WORK INSTRUCTIONS: Reproduce each line of the material precisely.

——————————

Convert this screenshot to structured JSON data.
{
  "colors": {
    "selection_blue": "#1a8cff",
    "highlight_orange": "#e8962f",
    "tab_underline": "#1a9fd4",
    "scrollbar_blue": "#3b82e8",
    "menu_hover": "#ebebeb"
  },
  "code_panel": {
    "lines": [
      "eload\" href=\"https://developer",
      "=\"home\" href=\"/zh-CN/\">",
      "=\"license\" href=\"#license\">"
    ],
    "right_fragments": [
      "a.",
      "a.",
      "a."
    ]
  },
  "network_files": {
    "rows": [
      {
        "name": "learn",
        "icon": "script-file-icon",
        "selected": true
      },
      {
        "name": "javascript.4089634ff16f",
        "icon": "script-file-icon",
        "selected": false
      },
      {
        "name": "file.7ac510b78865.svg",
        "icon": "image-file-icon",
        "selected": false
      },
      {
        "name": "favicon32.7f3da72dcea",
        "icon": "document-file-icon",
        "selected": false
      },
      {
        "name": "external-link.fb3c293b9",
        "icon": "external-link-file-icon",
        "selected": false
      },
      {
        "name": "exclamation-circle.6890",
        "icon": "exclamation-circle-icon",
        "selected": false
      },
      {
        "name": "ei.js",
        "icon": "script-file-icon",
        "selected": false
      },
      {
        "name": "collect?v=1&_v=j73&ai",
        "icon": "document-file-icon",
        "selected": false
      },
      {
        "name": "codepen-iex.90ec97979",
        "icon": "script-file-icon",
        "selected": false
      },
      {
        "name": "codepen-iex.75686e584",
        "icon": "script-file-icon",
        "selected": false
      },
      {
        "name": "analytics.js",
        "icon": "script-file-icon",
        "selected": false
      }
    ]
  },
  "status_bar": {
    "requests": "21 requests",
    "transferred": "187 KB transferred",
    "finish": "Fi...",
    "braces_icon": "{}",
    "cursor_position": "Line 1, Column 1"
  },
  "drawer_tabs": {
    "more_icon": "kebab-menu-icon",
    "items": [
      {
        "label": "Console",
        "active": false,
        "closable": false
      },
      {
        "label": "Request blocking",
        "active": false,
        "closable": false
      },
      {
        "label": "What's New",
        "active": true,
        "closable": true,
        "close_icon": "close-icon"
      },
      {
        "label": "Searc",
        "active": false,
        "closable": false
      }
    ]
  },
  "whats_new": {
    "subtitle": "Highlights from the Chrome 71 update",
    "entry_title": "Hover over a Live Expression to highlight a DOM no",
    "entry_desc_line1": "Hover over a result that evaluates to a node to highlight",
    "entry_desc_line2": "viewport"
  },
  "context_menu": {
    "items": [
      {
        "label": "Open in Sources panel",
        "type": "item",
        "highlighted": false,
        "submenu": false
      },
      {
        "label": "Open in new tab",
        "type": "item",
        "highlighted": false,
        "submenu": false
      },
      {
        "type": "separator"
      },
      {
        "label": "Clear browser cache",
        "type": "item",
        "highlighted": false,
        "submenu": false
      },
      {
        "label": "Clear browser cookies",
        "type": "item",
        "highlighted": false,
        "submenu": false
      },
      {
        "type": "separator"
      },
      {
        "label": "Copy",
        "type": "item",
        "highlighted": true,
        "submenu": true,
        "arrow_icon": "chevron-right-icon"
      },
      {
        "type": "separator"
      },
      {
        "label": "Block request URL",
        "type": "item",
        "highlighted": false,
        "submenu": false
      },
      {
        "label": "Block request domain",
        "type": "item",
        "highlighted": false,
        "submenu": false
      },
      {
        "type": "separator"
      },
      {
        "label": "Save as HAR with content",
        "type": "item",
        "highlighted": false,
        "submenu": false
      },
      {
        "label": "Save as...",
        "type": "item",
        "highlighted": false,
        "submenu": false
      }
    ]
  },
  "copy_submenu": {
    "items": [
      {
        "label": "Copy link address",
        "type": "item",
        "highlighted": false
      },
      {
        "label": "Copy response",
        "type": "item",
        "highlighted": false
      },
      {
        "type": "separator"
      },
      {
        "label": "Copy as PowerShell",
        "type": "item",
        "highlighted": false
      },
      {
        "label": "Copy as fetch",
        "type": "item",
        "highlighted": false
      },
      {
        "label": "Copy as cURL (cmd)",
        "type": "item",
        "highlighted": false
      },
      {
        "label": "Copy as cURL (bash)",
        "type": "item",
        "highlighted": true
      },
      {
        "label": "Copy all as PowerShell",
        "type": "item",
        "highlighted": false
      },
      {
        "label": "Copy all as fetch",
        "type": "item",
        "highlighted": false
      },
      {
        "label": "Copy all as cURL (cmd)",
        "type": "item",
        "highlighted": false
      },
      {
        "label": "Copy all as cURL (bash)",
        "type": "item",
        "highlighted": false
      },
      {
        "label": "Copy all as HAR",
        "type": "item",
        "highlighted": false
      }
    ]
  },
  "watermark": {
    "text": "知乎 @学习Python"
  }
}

——————————

ANSWER TO THE EXERCISE:
Convert this screenshot to structured JSON data.
{
  "colors": {
    "selection_blue": "#1a8cff",
    "highlight_orange": "#e8962f",
    "tab_underline": "#1a9fd4",
    "scrollbar_blue": "#3b82e8",
    "menu_hover": "#ebebeb"
  },
  "code_panel": {
    "lines": [
      "eload\" href=\"https://developer",
      "=\"home\" href=\"/zh-CN/\">",
      "=\"license\" href=\"#license\">"
    ],
    "right_fragments": [
      "a.",
      "a.",
      "a."
    ]
  },
  "network_files": {
    "rows": [
      {
        "name": "learn",
        "icon": "script-file-icon",
        "selected": true
      },
      {
        "name": "javascript.4089634ff16f",
        "icon": "script-file-icon",
        "selected": false
      },
      {
        "name": "file.7ac510b78865.svg",
        "icon": "image-file-icon",
        "selected": false
      },
      {
        "name": "favicon32.7f3da72dcea",
        "icon": "document-file-icon",
        "selected": false
      },
      {
        "name": "external-link.fb3c293b9",
        "icon": "external-link-file-icon",
        "selected": false
      },
      {
        "name": "exclamation-circle.6890",
        "icon": "exclamation-circle-icon",
        "selected": false
      },
      {
        "name": "ei.js",
        "icon": "script-file-icon",
        "selected": false
      },
      {
        "name": "collect?v=1&_v=j73&ai",
        "icon": "document-file-icon",
        "selected": false
      },
      {
        "name": "codepen-iex.90ec97979",
        "icon": "script-file-icon",
        "selected": false
      },
      {
        "name": "codepen-iex.75686e584",
        "icon": "script-file-icon",
        "selected": false
      },
      {
        "name": "analytics.js",
        "icon": "script-file-icon",
        "selected": false
      }
    ]
  },
  "status_bar": {
    "requests": "21 requests",
    "transferred": "187 KB transferred",
    "finish": "Fi...",
    "braces_icon": "{}",
    "cursor_position": "Line 1, Column 1"
  },
  "drawer_tabs": {
    "more_icon": "kebab-menu-icon",
    "items": [
      {
        "label": "Console",
        "active": false,
        "closable": false
      },
      {
        "label": "Request blocking",
        "active": false,
        "closable": false
      },
      {
        "label": "What's New",
        "active": true,
        "closable": true,
        "close_icon": "close-icon"
      },
      {
        "label": "Searc",
        "active": false,
        "closable": false
      }
    ]
  },
  "whats_new": {
    "subtitle": "Highlights from the Chrome 71 update",
    "entry_title": "Hover over a Live Expression to highlight a DOM no",
    "entry_desc_line1": "Hover over a result that evaluates to a node to highlight",
    "entry_desc_line2": "viewport"
  },
  "context_menu": {
    "items": [
      {
        "label": "Open in Sources panel",
        "type": "item",
        "highlighted": false,
        "submenu": false
      },
      {
        "label": "Open in new tab",
        "type": "item",
        "highlighted": false,
        "submenu": false
      },
      {
        "type": "separator"
      },
      {
        "label": "Clear browser cache",
        "type": "item",
        "highlighted": false,
        "submenu": false
      },
      {
        "label": "Clear browser cookies",
        "type": "item",
        "highlighted": false,
        "submenu": false
      },
      {
        "type": "separator"
      },
      {
        "label": "Copy",
        "type": "item",
        "highlighted": true,
        "submenu": true,
        "arrow_icon": "chevron-right-icon"
      },
      {
        "type": "separator"
      },
      {
        "label": "Block request URL",
        "type": "item",
        "highlighted": false,
        "submenu": false
      },
      {
        "label": "Block request domain",
        "type": "item",
        "highlighted": false,
        "submenu": false
      },
      {
        "type": "separator"
      },
      {
        "label": "Save as HAR with content",
        "type": "item",
        "highlighted": false,
        "submenu": false
      },
      {
        "label": "Save as...",
        "type": "item",
        "highlighted": false,
        "submenu": false
      }
    ]
  },
  "copy_submenu": {
    "items": [
      {
        "label": "Copy link address",
        "type": "item",
        "highlighted": false
      },
      {
        "label": "Copy response",
        "type": "item",
        "highlighted": false
      },
      {
        "type": "separator"
      },
      {
        "label": "Copy as PowerShell",
        "type": "item",
        "highlighted": false
      },
      {
        "label": "Copy as fetch",
        "type": "item",
        "highlighted": false
      },
      {
        "label": "Copy as cURL (cmd)",
        "type": "item",
        "highlighted": false
      },
      {
        "label": "Copy as cURL (bash)",
        "type": "item",
        "highlighted": true
      },
      {
        "label": "Copy all as PowerShell",
        "type": "item",
        "highlighted": false
      },
      {
        "label": "Copy all as fetch",
        "type": "item",
        "highlighted": false
      },
      {
        "label": "Copy all as cURL (cmd)",
        "type": "item",
        "highlighted": false
      },
      {
        "label": "Copy all as cURL (bash)",
        "type": "item",
        "highlighted": false
      },
      {
        "label": "Copy all as HAR",
        "type": "item",
        "highlighted": false
      }
    ]
  },
  "watermark": {
    "text": "知乎 @学习Python"
  }
}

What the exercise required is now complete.